- _What needs to be done_
Output the records exactly. Include every line.

- _Given records_
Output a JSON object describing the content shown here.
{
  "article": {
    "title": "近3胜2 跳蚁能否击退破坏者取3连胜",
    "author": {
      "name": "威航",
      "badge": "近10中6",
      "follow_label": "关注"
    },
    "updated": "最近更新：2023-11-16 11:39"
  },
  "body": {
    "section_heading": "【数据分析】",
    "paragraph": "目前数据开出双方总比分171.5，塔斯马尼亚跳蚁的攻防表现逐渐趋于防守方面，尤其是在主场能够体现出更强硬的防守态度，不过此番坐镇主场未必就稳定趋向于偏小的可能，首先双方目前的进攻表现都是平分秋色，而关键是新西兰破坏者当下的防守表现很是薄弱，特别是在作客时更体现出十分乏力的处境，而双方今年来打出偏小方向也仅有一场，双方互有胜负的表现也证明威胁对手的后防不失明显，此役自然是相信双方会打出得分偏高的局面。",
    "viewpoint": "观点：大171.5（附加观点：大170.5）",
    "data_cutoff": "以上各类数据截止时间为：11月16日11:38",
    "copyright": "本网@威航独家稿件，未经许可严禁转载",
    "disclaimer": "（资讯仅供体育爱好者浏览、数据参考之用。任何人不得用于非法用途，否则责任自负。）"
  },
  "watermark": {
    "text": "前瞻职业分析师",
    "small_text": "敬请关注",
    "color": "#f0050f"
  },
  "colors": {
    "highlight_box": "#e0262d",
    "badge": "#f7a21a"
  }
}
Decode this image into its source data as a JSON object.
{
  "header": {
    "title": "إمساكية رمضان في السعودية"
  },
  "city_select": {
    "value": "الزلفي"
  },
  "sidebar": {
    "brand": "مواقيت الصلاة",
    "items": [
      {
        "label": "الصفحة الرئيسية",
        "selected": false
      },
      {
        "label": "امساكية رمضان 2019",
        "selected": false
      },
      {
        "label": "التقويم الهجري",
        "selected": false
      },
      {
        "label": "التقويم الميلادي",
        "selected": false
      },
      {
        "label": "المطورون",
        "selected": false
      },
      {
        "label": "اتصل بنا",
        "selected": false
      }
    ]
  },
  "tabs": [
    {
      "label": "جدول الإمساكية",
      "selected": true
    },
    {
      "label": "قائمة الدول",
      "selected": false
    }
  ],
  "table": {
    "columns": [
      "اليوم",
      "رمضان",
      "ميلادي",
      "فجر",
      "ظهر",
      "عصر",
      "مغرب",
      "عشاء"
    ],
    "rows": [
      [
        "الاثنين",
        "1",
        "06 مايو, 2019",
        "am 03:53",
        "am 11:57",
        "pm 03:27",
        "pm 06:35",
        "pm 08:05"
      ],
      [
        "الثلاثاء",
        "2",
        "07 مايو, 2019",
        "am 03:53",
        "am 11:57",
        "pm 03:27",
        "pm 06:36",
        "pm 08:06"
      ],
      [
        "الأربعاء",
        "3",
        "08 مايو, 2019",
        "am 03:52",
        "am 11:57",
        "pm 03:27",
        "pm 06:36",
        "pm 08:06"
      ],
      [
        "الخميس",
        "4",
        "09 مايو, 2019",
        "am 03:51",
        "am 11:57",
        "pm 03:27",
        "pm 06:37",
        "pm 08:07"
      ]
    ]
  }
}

- _Full response_
Output a JSON object describing the content shown here.
{
  "article": {
    "title": "近3胜2 跳蚁能否击退破坏者取3连胜",
    "author": {
      "name": "威航",
      "badge": "近10中6",
      "follow_label": "关注"
    },
    "updated": "最近更新：2023-11-16 11:39"
  },
  "body": {
    "section_heading": "【数据分析】",
    "paragraph": "目前数据开出双方总比分171.5，塔斯马尼亚跳蚁的攻防表现逐渐趋于防守方面，尤其是在主场能够体现出更强硬的防守态度，不过此番坐镇主场未必就稳定趋向于偏小的可能，首先双方目前的进攻表现都是平分秋色，而关键是新西兰破坏者当下的防守表现很是薄弱，特别是在作客时更体现出十分乏力的处境，而双方今年来打出偏小方向也仅有一场，双方互有胜负的表现也证明威胁对手的后防不失明显，此役自然是相信双方会打出得分偏高的局面。",
    "viewpoint": "观点：大171.5（附加观点：大170.5）",
    "data_cutoff": "以上各类数据截止时间为：11月16日11:38",
    "copyright": "本网@威航独家稿件，未经许可严禁转载",
    "disclaimer": "（资讯仅供体育爱好者浏览、数据参考之用。任何人不得用于非法用途，否则责任自负。）"
  },
  "watermark": {
    "text": "前瞻职业分析师",
    "small_text": "敬请关注",
    "color": "#f0050f"
  },
  "colors": {
    "highlight_box": "#e0262d",
    "badge": "#f7a21a"
  }
}
Decode this image into its source data as a JSON object.
{
  "header": {
    "title": "إمساكية رمضان في السعودية"
  },
  "city_select": {
    "value": "الزلفي"
  },
  "sidebar": {
    "brand": "مواقيت الصلاة",
    "items": [
      {
        "label": "الصفحة الرئيسية",
        "selected": false
      },
      {
        "label": "امساكية رمضان 2019",
        "selected": false
      },
      {
        "label": "التقويم الهجري",
        "selected": false
      },
      {
        "label": "التقويم الميلادي",
        "selected": false
      },
      {
        "label": "المطورون",
        "selected": false
      },
      {
        "label": "اتصل بنا",
        "selected": false
      }
    ]
  },
  "tabs": [
    {
      "label": "جدول الإمساكية",
      "selected": true
    },
    {
      "label": "قائمة الدول",
      "selected": false
    }
  ],
  "table": {
    "columns": [
      "اليوم",
      "رمضان",
      "ميلادي",
      "فجر",
      "ظهر",
      "عصر",
      "مغرب",
      "عشاء"
    ],
    "rows": [
      [
        "الاثنين",
        "1",
        "06 مايو, 2019",
        "am 03:53",
        "am 11:57",
        "pm 03:27",
        "pm 06:35",
        "pm 08:05"
      ],
      [
        "الثلاثاء",
        "2",
        "07 مايو, 2019",
        "am 03:53",
        "am 11:57",
        "pm 03:27",
        "pm 06:36",
        "pm 08:06"
      ],
      [
        "الأربعاء",
        "3",
        "08 مايو, 2019",
        "am 03:52",
        "am 11:57",
        "pm 03:27",
        "pm 06:36",
        "pm 08:06"
      ],
      [
        "الخميس",
        "4",
        "09 مايو, 2019",
        "am 03:51",
        "am 11:57",
        "pm 03:27",
        "pm 06:37",
        "pm 08:07"
      ]
    ]
  }
}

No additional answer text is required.